**Passage to read**
— begin —
Gear

American involvement in conflict 1941 to now by Laura Daly

The United States has for many years been a major player in world conflicts.  A focus of the recent IWM Duxford American Air Show was to highlight this involvement and to remember the wide range of people and aircraft that participated in these important moments in history.  I will try in this post to discuss these in a little more detail, and also of course talk about the photography I undertook during the visit.

World War 2

There is so much that has been written about the second world war, so I am not going to go into detail about the war itself (there are loads of great sources and readings out there).  I am however going to focus on the deployment of American Air personnel as this reflects the portraits I captured on the day.

Army

The United States Strategic Air Forces in Europe (USSTAF) was a part of the Army and originally consisted of the Eighth Air Force (bomber command).  The USSTAF was established in 1944 and also retained overall command of other air forces stationed in the Mediterranean and Eurpoean theatres.  Over the course of the war 1.5 million American soldiers (a big constituent being airmen) were either posted in England or carried the fight over to continental Europe.

Airman 1-1733Airman 2-1721

The main challenge with these portraits was to avoid the fun fair rides and big crowds in the background, as it didn't seem in keeping with the mood...  The other challenge was keeping up with their movement.  They were moving around, chatting with each other and so getting a sharp shot was more tricky.  It was made even more so by me forgetting to change my settings so that I had a fast enough shutter.  I was a little frustrated with this sequence of images when I got them on to the computer, as a lot of them had missed focus slightly, or there was a little too much motion blur.  They are a great group to photograph though as they keep it authentic during the day, avoiding the use of phones and modern conveniences as much as possible, making environmental, candid portraits like this a pleasure to capture.  The colours produced by the Sigma 70-200 f/2.8 lens I was using was excellent, with only a little bump in vibrance needed in Lightroom.

Alongside the military efforts, there was a big drive by civilians in the US to keep spirits up, and a lot of this culture (music, dancing styles) journeyed across the Atlantic to England.  There was a rise in popularity of jazz, blues and R&B music, with the dances that accompanied them.

Singer-1740Dancers-1755

Just a small aside - there is still an American presence in the UK to this day, with bases such as Mildenhall and Lakenheath hosting fast jet pilots and their families.  It is a vital jump-off point for operations in the middle east, increasing their capability in these areas of the world.

USAF portrait-1699

Vietnam War

There were four major contributing factors that pushed the US into the war in Vietnam; containing the spread of communism in Asia; a domino effect of the other countries in South-East Asia falling if South Vietnam did; a weak South Vietnamese Army (ARVN), and finally (perhaps most importantly) North Vietnam attacking the USS Maddox in 1964.  The combined effect of these events led to the US President, Lyndon B Johnson to become aggressively interested in the future of the country, with him finally declaring war after the attack on American air bases in February 1965.

Over the course of the war there were approximately 8.7 million "volunteers" (possibly including a lot of people who decided to join rather than be drafted and get a less favourable posting) and 2.15 million draftees pulled from the young male population in the United States.
— end —
**What to do**
[1] In the post on American involvement in conflict, why was it hard to get sharp shots of the airmen?
[2] Quote everything in the post on American involvement in conflict from "Vietnam War" down to "in February 1965.".

**Excerpted data**
— begin —
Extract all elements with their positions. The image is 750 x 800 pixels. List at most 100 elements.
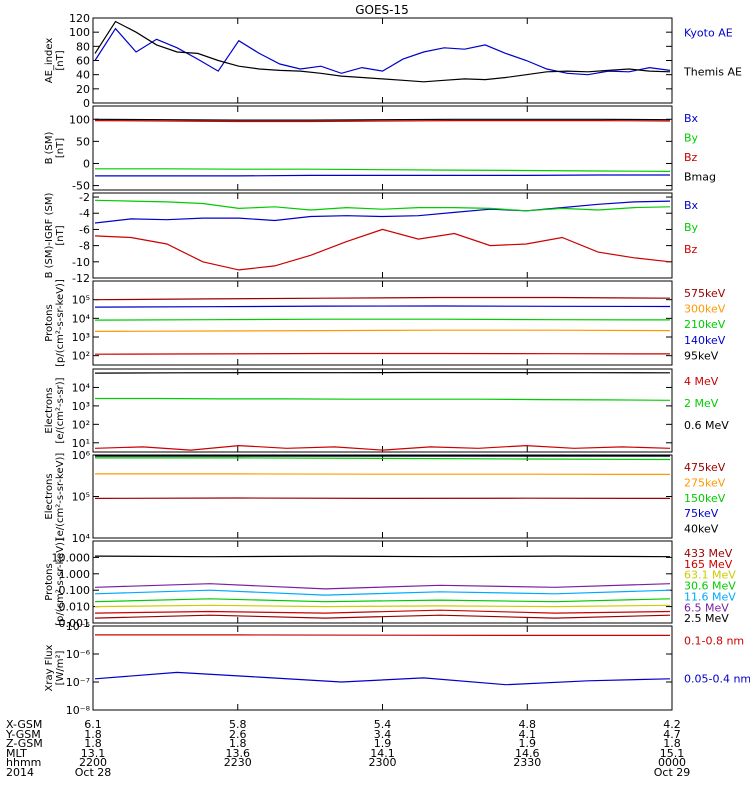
footer-value: 1.9: [519, 737, 537, 750]
series-11-6-mev: [94, 589, 671, 596]
y-tick-label: -2: [79, 191, 90, 204]
legend-item: Bz: [684, 151, 698, 164]
legend-item: 165 MeV: [684, 558, 733, 571]
footer-value: 2200: [79, 756, 107, 769]
y-tick-label: 10⁻⁷: [66, 676, 90, 689]
y-tick-label: -8: [79, 240, 90, 253]
legends: Kyoto AE Themis AE Bx By Bz Bmag Bx By Bz 575keV 3…: [683, 27, 750, 686]
legend-item: 2.5 MeV: [684, 612, 729, 625]
legend-item: 2 MeV: [684, 397, 719, 410]
series-4-mev: [94, 444, 671, 451]
legend-panel-8: 0.1-0.8 nm 0.05-0.4 nm: [684, 634, 750, 685]
y-tick-label: -12: [72, 272, 90, 285]
footer-value: 4.2: [663, 718, 681, 731]
legend-item: Bx: [684, 199, 699, 212]
y-axis-label: B (SM): [44, 131, 55, 164]
footer-row-label: X-GSM: [6, 718, 42, 731]
panel-5: 10¹ 10² 10³ 10⁴ Electrons [e/(cm²-s-sr)]: [44, 368, 673, 453]
legend-item: 40keV: [684, 523, 719, 536]
legend-item: 75keV: [684, 507, 719, 520]
footer-value: 2230: [224, 756, 252, 769]
footer-value: 2.6: [229, 728, 247, 741]
y-tick-label: 10⁵: [72, 294, 90, 307]
series-140kev: [94, 305, 671, 308]
panel-8: 10⁻⁸ 10⁻⁷ 10⁻⁶ 10⁻⁵ Xray Flux [W/m²]: [44, 620, 673, 717]
footer-row-label: Y-GSM: [5, 728, 41, 741]
legend-item: 0.05-0.4 nm: [684, 673, 750, 686]
panel-frame: [92, 454, 673, 539]
y-tick-label: -4: [79, 207, 90, 220]
panel-frame: [92, 17, 673, 104]
series-0-6-mev: [94, 371, 671, 374]
y-tick-label: 10⁶: [72, 449, 91, 462]
y-axis-label: Xray Flux: [44, 644, 55, 691]
legend-item: 4 MeV: [684, 375, 719, 388]
y-tick-label: 60: [76, 55, 90, 68]
series-bx: [95, 174, 670, 177]
footer-value: 3.4: [374, 728, 392, 741]
y-tick-label: -6: [79, 223, 90, 236]
plot-title: GOES-15: [355, 3, 409, 17]
y-axis-label: Electrons: [44, 473, 55, 519]
series-6-5-mev: [94, 583, 671, 590]
footer-value: 1.8: [663, 737, 681, 750]
y-tick-label: 10⁴: [72, 381, 91, 394]
legend-panel-5: 4 MeV 2 MeV 0.6 MeV: [684, 375, 729, 432]
series-bz: [94, 228, 671, 271]
footer-value: 5.4: [374, 718, 392, 731]
legend-item: Bx: [684, 112, 699, 125]
footer-value: Oct 29: [654, 766, 691, 779]
legend-item: 140keV: [684, 334, 726, 347]
footer-value: 0000: [658, 756, 686, 769]
footer-value: 1.8: [84, 737, 102, 750]
footer-value: 4.7: [663, 728, 681, 741]
y-axis-label: [e/(cm²-s-sr)]: [55, 377, 66, 443]
series-63-1-mev: [94, 604, 671, 608]
series-575kev: [94, 296, 671, 301]
y-tick-label: 100: [69, 113, 90, 126]
y-axis-label: [nT]: [55, 138, 66, 158]
series-0-1-0-8-nm: [95, 634, 670, 637]
legend-item: 0.1-0.8 nm: [684, 634, 744, 647]
y-axis-label: [p/(cm²-s-sr-keV)]: [55, 538, 66, 626]
y-tick-label: 0: [83, 157, 90, 170]
panel-frame: [92, 540, 673, 624]
legend-item: Bz: [684, 243, 698, 256]
legend-item: By: [684, 221, 699, 234]
series-2-mev: [95, 397, 671, 401]
legend-item: 275keV: [684, 476, 726, 489]
footer-value: 2300: [369, 756, 397, 769]
legend-panel-6: 475keV 275keV 150keV 75keV 40keV: [684, 461, 726, 536]
legend-item: 433 MeV: [684, 547, 733, 560]
y-tick-label: 0.001: [59, 617, 91, 630]
footer-row-label: MLT: [6, 747, 27, 760]
legend-item: 63.1 MeV: [684, 569, 736, 582]
y-tick-label: -10: [72, 256, 90, 269]
y-tick-label: 10⁻⁸: [66, 704, 91, 717]
footer-value: 6.1: [84, 718, 102, 731]
y-tick-label: 10.000: [52, 551, 91, 564]
footer-value: 1.9: [374, 737, 392, 750]
legend-item: 95keV: [684, 349, 719, 362]
panel-frame: [92, 368, 673, 453]
footer-value: 13.1: [81, 747, 106, 760]
footer-value: 14.1: [370, 747, 395, 760]
y-tick-label: 10¹: [72, 437, 90, 450]
legend-item: By: [684, 132, 699, 145]
series-kyoto-ae: [94, 27, 671, 76]
y-tick-label: 10⁻⁵: [66, 620, 90, 633]
footer-value: 15.1: [660, 747, 685, 760]
y-tick-label: 1.000: [59, 568, 91, 581]
y-axis-label: B (SM)-IGRF (SM): [44, 193, 55, 279]
legend-item: Kyoto AE: [684, 27, 733, 40]
panel-6: 10⁴ 10⁵ 10⁶ Electrons [e/(cm²-s-sr-keV)]: [44, 449, 673, 545]
footer-value: 4.1: [519, 728, 537, 741]
series-30-6-mev: [94, 598, 671, 603]
y-tick-label: 120: [69, 12, 90, 25]
series-0-05-0-4-nm: [94, 671, 671, 686]
y-tick-label: 0.100: [59, 584, 91, 597]
footer-value: 1.8: [229, 737, 247, 750]
panel-3: -12 -10 -8 -6 -4 -2 B (SM)-IGRF (SM) [nT]: [44, 191, 673, 285]
y-tick-label: 10⁻⁶: [66, 648, 91, 661]
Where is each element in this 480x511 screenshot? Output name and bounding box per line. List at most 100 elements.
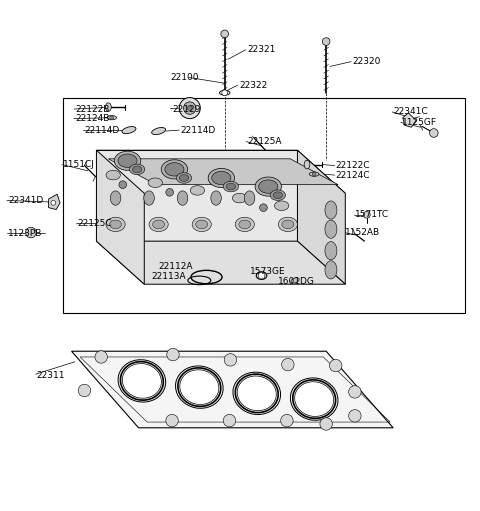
— end —
**Answers to the problems**
[1] The airmen were moving around and chatting with each other, so getting a sharp shot was trickier. The photographer had also forgotten to change the camera settings to get a fast enough shutter.

[2]
Vietnam War

There were four major contributing factors that pushed the US into the war in Vietnam; containing the spread of communism in Asia; a domino effect of the other countries in South-East Asia falling if South Vietnam did; a weak South Vietnamese Army (ARVN), and finally (perhaps most importantly) North Vietnam attacking the USS Maddox in 1964.  The combined effect of these events led to the US President, Lyndon B Johnson to become aggressively interested in the future of the country, with him finally declaring war after the attack on American air bases in February 1965.